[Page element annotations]
----

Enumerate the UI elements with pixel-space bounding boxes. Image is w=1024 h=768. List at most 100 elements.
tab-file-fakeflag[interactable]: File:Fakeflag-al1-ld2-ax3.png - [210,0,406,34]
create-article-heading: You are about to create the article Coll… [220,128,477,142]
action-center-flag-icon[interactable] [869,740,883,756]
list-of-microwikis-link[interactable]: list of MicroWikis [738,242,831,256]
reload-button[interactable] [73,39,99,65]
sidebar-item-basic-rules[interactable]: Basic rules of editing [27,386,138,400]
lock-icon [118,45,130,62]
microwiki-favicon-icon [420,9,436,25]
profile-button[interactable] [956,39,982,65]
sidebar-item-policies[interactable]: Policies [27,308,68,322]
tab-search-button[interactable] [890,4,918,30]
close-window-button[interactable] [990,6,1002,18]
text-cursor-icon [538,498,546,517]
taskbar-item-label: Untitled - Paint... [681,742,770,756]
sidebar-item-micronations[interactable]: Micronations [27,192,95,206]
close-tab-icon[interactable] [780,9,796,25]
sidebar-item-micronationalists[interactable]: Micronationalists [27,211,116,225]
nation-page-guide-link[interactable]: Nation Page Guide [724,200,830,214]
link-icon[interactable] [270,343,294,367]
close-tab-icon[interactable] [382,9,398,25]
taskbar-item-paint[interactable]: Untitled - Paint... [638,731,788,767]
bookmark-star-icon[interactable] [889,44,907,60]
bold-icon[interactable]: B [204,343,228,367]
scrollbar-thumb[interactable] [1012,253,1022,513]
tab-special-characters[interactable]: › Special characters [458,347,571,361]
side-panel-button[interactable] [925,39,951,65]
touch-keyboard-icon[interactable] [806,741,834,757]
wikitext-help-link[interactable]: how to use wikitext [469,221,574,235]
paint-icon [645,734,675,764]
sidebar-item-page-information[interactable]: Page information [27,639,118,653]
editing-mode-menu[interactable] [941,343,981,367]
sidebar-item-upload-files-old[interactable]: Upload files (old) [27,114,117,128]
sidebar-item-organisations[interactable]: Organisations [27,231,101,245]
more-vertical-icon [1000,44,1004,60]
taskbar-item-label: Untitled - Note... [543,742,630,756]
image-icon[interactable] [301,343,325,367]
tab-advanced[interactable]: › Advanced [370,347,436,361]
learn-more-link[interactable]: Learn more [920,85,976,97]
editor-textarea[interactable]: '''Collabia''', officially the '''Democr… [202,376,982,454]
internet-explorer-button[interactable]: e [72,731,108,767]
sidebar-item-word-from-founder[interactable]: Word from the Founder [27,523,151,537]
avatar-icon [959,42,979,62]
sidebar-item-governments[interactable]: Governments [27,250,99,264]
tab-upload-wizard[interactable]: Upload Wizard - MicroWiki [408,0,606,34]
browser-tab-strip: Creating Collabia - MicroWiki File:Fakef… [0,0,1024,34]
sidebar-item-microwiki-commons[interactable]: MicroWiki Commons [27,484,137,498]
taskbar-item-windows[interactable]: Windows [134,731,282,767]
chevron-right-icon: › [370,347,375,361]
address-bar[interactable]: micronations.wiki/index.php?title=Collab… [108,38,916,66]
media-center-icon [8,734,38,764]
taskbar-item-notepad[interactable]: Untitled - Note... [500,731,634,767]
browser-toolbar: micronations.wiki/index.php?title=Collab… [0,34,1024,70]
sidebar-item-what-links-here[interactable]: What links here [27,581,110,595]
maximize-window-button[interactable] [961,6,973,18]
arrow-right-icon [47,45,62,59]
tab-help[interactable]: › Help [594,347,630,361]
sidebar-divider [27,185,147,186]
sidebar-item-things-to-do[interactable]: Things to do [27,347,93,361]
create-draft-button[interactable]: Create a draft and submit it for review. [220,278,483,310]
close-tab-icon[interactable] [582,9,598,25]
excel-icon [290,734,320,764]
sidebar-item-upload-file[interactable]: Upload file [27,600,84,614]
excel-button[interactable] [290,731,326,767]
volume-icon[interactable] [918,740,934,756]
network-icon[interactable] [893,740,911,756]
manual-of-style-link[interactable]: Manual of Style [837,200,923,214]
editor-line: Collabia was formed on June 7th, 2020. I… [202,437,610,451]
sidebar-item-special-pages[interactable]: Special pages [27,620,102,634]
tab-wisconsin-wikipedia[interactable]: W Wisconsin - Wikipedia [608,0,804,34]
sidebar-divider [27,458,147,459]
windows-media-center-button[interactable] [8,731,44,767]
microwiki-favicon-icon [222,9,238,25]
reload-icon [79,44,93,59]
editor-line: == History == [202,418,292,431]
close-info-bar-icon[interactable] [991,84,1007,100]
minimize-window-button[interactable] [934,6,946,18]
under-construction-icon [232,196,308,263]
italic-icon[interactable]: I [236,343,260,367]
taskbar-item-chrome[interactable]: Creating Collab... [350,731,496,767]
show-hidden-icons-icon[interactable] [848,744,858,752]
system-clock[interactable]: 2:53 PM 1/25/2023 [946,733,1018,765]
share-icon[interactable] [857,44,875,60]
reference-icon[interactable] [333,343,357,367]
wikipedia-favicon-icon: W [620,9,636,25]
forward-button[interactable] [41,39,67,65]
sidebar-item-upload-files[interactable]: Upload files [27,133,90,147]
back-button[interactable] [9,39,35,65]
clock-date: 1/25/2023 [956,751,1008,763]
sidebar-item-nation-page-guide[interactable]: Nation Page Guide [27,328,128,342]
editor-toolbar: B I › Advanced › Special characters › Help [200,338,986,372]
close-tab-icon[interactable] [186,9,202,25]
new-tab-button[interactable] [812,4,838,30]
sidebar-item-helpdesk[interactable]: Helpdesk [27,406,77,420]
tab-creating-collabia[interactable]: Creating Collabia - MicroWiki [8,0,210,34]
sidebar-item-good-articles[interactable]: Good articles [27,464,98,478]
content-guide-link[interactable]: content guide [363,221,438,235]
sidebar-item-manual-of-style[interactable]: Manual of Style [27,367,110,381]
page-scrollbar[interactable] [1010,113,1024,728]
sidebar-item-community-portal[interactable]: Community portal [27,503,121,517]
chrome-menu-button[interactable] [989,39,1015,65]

----

**STATED GOAL:**
Update the records so that every "close-tab-icon" becomes "close-tab-button", and leave everything else unchanged.

**RESULT FOR THIS EXERCISE:**
Enumerate the UI elements with pixel-space bounding boxes. Image is w=1024 h=768. List at most 100 elements.
tab-file-fakeflag[interactable]: File:Fakeflag-al1-ld2-ax3.png - [210,0,406,34]
create-article-heading: You are about to create the article Coll… [220,128,477,142]
action-center-flag-icon[interactable] [869,740,883,756]
list-of-microwikis-link[interactable]: list of MicroWikis [738,242,831,256]
reload-button[interactable] [73,39,99,65]
sidebar-item-basic-rules[interactable]: Basic rules of editing [27,386,138,400]
lock-icon [118,45,130,62]
microwiki-favicon-icon [420,9,436,25]
profile-button[interactable] [956,39,982,65]
sidebar-item-policies[interactable]: Policies [27,308,68,322]
tab-search-button[interactable] [890,4,918,30]
close-window-button[interactable] [990,6,1002,18]
text-cursor-icon [538,498,546,517]
taskbar-item-label: Untitled - Paint... [681,742,770,756]
sidebar-item-micronations[interactable]: Micronations [27,192,95,206]
close-tab-button[interactable] [780,9,796,25]
sidebar-item-micronationalists[interactable]: Micronationalists [27,211,116,225]
nation-page-guide-link[interactable]: Nation Page Guide [724,200,830,214]
link-icon[interactable] [270,343,294,367]
close-tab-button[interactable] [382,9,398,25]
taskbar-item-paint[interactable]: Untitled - Paint... [638,731,788,767]
bookmark-star-icon[interactable] [889,44,907,60]
bold-icon[interactable]: B [204,343,228,367]
scrollbar-thumb[interactable] [1012,253,1022,513]
tab-special-characters[interactable]: › Special characters [458,347,571,361]
side-panel-button[interactable] [925,39,951,65]
touch-keyboard-icon[interactable] [806,741,834,757]
wikitext-help-link[interactable]: how to use wikitext [469,221,574,235]
paint-icon [645,734,675,764]
sidebar-item-page-information[interactable]: Page information [27,639,118,653]
editing-mode-menu[interactable] [941,343,981,367]
sidebar-item-upload-files-old[interactable]: Upload files (old) [27,114,117,128]
sidebar-item-organisations[interactable]: Organisations [27,231,101,245]
more-vertical-icon [1000,44,1004,60]
taskbar-item-label: Untitled - Note... [543,742,630,756]
image-icon[interactable] [301,343,325,367]
tab-advanced[interactable]: › Advanced [370,347,436,361]
learn-more-link[interactable]: Learn more [920,85,976,97]
editor-textarea[interactable]: '''Collabia''', officially the '''Democr… [202,376,982,454]
internet-explorer-button[interactable]: e [72,731,108,767]
sidebar-item-word-from-founder[interactable]: Word from the Founder [27,523,151,537]
avatar-icon [959,42,979,62]
sidebar-item-governments[interactable]: Governments [27,250,99,264]
tab-upload-wizard[interactable]: Upload Wizard - MicroWiki [408,0,606,34]
browser-tab-strip: Creating Collabia - MicroWiki File:Fakef… [0,0,1024,34]
sidebar-item-microwiki-commons[interactable]: MicroWiki Commons [27,484,137,498]
taskbar-item-windows[interactable]: Windows [134,731,282,767]
chevron-right-icon: › [370,347,375,361]
address-bar[interactable]: micronations.wiki/index.php?title=Collab… [108,38,916,66]
media-center-icon [8,734,38,764]
taskbar-item-notepad[interactable]: Untitled - Note... [500,731,634,767]
browser-toolbar: micronations.wiki/index.php?title=Collab… [0,34,1024,70]
sidebar-item-what-links-here[interactable]: What links here [27,581,110,595]
maximize-window-button[interactable] [961,6,973,18]
arrow-right-icon [47,45,62,59]
tab-help[interactable]: › Help [594,347,630,361]
sidebar-divider [27,185,147,186]
sidebar-item-things-to-do[interactable]: Things to do [27,347,93,361]
create-draft-button[interactable]: Create a draft and submit it for review. [220,278,483,310]
close-tab-button[interactable] [582,9,598,25]
excel-icon [290,734,320,764]
sidebar-item-upload-file[interactable]: Upload file [27,600,84,614]
excel-button[interactable] [290,731,326,767]
volume-icon[interactable] [918,740,934,756]
network-icon[interactable] [893,740,911,756]
manual-of-style-link[interactable]: Manual of Style [837,200,923,214]
editor-line: Collabia was formed on June 7th, 2020. I… [202,437,610,451]
sidebar-item-special-pages[interactable]: Special pages [27,620,102,634]
tab-wisconsin-wikipedia[interactable]: W Wisconsin - Wikipedia [608,0,804,34]
sidebar-divider [27,458,147,459]
windows-media-center-button[interactable] [8,731,44,767]
microwiki-favicon-icon [222,9,238,25]
reload-icon [79,44,93,59]
editor-line: == History == [202,418,292,431]
close-info-bar-icon[interactable] [991,84,1007,100]
minimize-window-button[interactable] [934,6,946,18]
under-construction-icon [232,196,308,263]
italic-icon[interactable]: I [236,343,260,367]
taskbar-item-chrome[interactable]: Creating Collab... [350,731,496,767]
show-hidden-icons-icon[interactable] [848,744,858,752]
system-clock[interactable]: 2:53 PM 1/25/2023 [946,733,1018,765]
share-icon[interactable] [857,44,875,60]
reference-icon[interactable] [333,343,357,367]
wikipedia-favicon-icon: W [620,9,636,25]
forward-button[interactable] [41,39,67,65]
sidebar-item-upload-files[interactable]: Upload files [27,133,90,147]
back-button[interactable] [9,39,35,65]
clock-date: 1/25/2023 [956,751,1008,763]
sidebar-item-nation-page-guide[interactable]: Nation Page Guide [27,328,128,342]
editor-toolbar: B I › Advanced › Special characters › Help [200,338,986,372]
close-tab-button[interactable] [186,9,202,25]
new-tab-button[interactable] [812,4,838,30]
sidebar-item-helpdesk[interactable]: Helpdesk [27,406,77,420]
tab-creating-collabia[interactable]: Creating Collabia - MicroWiki [8,0,210,34]
sidebar-item-good-articles[interactable]: Good articles [27,464,98,478]
content-guide-link[interactable]: content guide [363,221,438,235]
sidebar-item-manual-of-style[interactable]: Manual of Style [27,367,110,381]
page-scrollbar[interactable] [1010,113,1024,728]
sidebar-item-community-portal[interactable]: Community portal [27,503,121,517]
chrome-menu-button[interactable] [989,39,1015,65]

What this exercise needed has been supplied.